------ DATA LINES ------

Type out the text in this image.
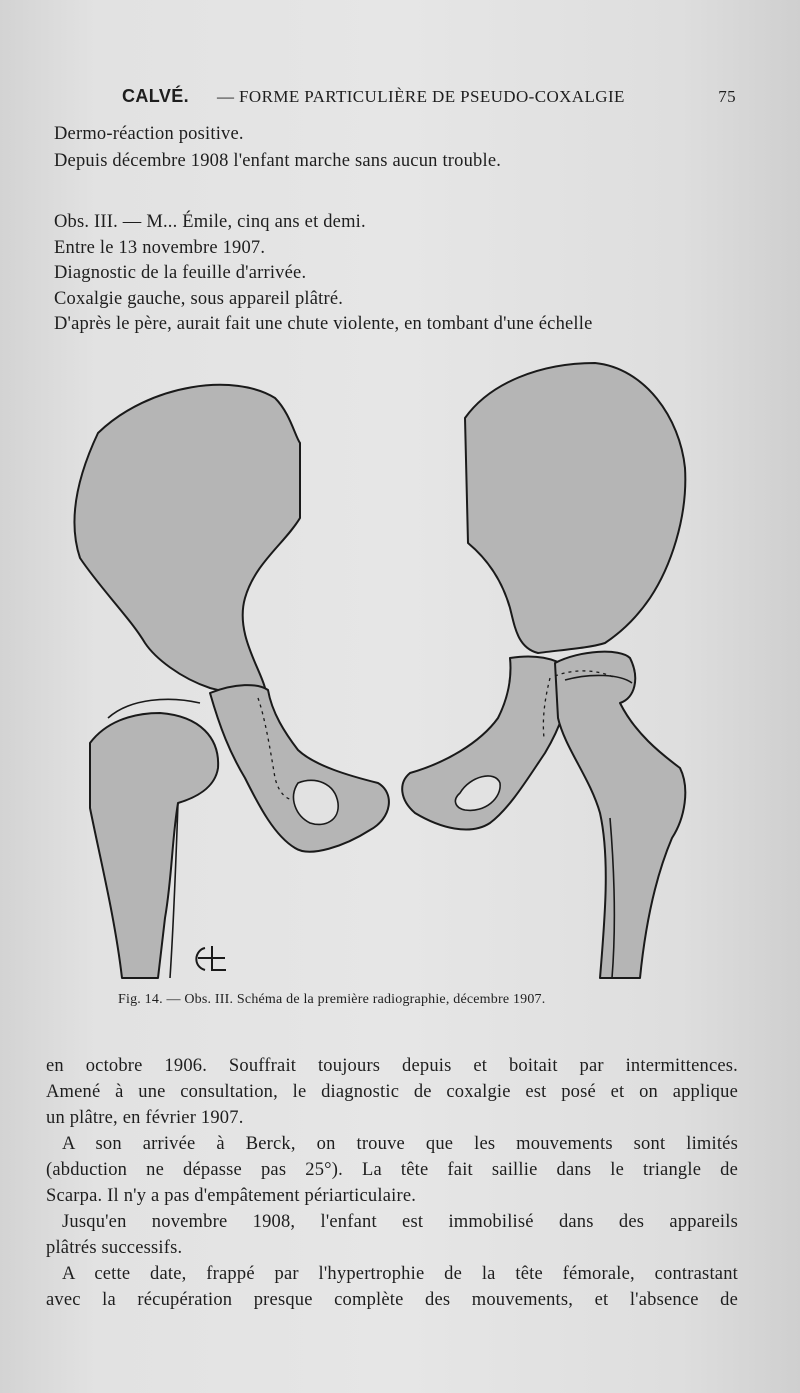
CALVÉ. — FORME PARTICULIÈRE DE PSEUDO-COXALGIE	75
Dermo-réaction positive.
Depuis décembre 1908 l'enfant marche sans aucun trouble.
Obs. III. — M... Émile, cinq ans et demi.
Entre le 13 novembre 1907.
Diagnostic de la feuille d'arrivée.
Coxalgie gauche, sous appareil plâtré.
D'après le père, aurait fait une chute violente, en tombant d'une échelle
Fig. 14. — Obs. III. Schéma de la première radiographie, décembre 1907.
en octobre 1906. Souffrait toujours depuis et boitait par intermittences.
Amené à une consultation, le diagnostic de coxalgie est posé et on applique
un plâtre, en février 1907.
A son arrivée à Berck, on trouve que les mouvements sont limités
(abduction ne dépasse pas 25°). La tête fait saillie dans le triangle de
Scarpa. Il n'y a pas d'empâtement périarticulaire.
Jusqu'en novembre 1908, l'enfant est immobilisé dans des appareils
plâtrés successifs.
A cette date, frappé par l'hypertrophie de la tête fémorale, contrastant
avec la récupération presque complète des mouvements, et l'absence de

------

**REQUIREMENTS**
Within the entries above, report how many lines include "décembre", and keep the answer to the number.

**OUTPUT OF THE EXERCISE**
2